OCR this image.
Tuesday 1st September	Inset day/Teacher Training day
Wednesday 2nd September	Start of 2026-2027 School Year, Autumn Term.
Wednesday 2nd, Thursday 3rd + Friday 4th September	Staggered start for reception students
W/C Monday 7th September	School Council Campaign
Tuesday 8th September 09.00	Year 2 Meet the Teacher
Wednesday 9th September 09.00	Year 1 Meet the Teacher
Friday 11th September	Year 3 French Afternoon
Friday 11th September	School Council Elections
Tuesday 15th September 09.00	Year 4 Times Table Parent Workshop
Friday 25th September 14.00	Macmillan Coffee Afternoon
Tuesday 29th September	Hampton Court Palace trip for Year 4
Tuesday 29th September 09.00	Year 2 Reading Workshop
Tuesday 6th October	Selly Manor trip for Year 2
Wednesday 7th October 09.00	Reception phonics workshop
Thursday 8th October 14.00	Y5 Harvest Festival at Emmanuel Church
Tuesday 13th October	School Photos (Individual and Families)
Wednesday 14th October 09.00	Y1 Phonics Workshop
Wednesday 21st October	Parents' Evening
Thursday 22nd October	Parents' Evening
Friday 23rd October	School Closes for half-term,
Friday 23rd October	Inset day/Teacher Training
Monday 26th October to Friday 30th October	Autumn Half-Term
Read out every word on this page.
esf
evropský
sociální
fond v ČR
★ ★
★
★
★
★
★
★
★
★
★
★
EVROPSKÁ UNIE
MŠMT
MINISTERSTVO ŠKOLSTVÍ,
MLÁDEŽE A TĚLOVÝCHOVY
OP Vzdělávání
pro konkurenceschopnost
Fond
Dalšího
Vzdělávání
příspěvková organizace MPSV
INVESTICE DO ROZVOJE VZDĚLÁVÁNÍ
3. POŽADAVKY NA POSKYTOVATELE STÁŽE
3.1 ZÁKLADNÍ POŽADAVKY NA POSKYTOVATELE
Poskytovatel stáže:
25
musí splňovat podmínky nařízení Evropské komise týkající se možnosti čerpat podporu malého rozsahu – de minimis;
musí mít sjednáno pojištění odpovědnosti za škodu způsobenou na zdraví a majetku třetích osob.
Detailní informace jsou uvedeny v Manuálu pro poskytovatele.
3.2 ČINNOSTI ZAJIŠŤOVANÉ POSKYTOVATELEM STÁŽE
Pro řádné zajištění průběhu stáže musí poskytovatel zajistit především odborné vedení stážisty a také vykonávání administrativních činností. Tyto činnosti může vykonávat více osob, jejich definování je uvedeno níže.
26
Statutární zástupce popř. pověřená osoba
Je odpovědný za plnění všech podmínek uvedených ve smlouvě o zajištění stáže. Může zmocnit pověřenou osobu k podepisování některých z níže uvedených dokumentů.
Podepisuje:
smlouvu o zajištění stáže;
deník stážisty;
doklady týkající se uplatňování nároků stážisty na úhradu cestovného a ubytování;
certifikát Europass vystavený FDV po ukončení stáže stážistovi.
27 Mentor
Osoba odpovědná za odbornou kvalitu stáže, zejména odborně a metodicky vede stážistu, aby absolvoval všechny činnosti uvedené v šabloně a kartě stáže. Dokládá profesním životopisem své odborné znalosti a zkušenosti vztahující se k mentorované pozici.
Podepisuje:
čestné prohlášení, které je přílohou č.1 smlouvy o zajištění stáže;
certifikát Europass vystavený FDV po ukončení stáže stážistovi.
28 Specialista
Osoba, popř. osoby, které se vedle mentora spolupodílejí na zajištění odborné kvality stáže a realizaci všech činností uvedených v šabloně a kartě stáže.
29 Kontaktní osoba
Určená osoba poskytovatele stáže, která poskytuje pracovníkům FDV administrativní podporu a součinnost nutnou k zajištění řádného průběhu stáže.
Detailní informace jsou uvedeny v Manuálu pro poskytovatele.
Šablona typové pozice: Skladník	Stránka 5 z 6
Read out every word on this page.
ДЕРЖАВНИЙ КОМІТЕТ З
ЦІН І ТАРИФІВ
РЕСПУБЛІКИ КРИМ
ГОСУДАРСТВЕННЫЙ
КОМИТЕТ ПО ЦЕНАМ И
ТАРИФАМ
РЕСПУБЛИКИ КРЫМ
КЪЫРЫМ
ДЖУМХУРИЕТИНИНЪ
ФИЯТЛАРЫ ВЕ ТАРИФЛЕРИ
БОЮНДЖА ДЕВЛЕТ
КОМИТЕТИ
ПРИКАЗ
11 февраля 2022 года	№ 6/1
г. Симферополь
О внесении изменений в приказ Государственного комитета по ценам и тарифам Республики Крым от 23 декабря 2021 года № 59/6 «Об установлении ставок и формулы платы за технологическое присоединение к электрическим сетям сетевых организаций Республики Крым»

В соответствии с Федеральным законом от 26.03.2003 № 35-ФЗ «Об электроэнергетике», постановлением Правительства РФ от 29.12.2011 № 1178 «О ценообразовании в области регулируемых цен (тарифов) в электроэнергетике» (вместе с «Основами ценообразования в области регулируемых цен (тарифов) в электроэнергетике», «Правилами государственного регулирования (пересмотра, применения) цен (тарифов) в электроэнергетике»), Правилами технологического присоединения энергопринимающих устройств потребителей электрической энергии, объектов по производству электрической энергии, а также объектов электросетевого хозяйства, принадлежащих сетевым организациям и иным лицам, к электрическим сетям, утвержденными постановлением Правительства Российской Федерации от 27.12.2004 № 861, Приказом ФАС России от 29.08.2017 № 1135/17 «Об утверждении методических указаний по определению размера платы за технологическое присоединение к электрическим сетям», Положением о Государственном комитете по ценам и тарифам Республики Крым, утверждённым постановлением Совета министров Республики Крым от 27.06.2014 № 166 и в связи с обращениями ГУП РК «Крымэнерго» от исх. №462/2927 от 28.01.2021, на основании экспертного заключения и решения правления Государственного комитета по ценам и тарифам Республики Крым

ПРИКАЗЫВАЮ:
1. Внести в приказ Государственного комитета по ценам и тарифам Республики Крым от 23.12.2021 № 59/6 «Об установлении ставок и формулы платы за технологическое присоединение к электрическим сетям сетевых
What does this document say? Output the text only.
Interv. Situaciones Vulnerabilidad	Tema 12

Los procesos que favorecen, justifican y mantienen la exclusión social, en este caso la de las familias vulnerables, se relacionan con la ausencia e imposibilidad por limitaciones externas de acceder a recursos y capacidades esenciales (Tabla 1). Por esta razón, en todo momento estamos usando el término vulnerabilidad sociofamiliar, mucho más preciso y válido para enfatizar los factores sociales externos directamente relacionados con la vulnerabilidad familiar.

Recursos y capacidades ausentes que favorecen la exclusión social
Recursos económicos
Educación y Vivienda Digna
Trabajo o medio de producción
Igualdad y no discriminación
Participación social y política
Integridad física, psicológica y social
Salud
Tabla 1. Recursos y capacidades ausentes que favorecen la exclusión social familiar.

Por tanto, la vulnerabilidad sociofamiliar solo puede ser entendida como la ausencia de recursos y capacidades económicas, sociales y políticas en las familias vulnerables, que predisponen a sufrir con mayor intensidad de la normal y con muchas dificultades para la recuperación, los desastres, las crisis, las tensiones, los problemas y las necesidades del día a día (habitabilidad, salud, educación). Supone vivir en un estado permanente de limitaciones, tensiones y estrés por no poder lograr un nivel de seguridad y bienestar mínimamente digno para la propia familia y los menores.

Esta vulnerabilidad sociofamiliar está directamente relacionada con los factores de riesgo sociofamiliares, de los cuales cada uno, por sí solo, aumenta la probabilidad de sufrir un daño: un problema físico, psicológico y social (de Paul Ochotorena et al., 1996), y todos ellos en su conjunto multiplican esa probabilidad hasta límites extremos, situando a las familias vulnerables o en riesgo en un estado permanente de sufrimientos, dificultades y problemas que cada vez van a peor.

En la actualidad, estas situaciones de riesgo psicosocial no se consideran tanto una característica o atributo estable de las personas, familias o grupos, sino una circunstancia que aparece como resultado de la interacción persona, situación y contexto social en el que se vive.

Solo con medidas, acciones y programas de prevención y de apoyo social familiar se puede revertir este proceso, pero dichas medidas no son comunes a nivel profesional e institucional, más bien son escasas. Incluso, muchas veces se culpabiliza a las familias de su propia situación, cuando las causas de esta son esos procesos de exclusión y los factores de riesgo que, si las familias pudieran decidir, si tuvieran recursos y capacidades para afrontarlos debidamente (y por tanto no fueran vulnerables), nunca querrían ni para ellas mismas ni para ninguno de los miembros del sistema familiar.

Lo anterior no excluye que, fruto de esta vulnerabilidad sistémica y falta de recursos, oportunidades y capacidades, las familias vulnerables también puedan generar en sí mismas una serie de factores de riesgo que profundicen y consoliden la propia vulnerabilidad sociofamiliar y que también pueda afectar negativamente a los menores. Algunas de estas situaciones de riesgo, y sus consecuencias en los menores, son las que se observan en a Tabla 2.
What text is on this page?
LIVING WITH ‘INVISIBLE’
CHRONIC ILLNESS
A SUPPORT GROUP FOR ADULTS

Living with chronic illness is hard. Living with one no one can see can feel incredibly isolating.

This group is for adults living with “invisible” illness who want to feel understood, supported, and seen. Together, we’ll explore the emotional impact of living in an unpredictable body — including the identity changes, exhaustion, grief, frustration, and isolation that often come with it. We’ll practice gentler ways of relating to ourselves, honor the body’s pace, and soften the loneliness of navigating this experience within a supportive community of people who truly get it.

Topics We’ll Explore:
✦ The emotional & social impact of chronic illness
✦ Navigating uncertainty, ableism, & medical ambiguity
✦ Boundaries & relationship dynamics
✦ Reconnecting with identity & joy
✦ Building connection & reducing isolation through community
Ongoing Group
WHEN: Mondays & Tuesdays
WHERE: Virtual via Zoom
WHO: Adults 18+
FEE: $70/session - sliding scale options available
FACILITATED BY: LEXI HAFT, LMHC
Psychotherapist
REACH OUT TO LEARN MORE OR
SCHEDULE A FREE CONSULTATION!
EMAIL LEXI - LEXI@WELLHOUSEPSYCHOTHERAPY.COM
——
### TASK DETAILS
Copy every line above that holds the word "níže".

### WRITTEN SOLUTION
Pro řádné zajištění průběhu stáže musí poskytovatel zajistit především odborné vedení stážisty a také vykonávání administrativních činností. Tyto činnosti může vykonávat více osob, jejich definování je uvedeno níže.
Je odpovědný za plnění všech podmínek uvedených ve smlouvě o zajištění stáže. Může zmocnit pověřenou osobu k podepisování některých z níže uvedených dokumentů.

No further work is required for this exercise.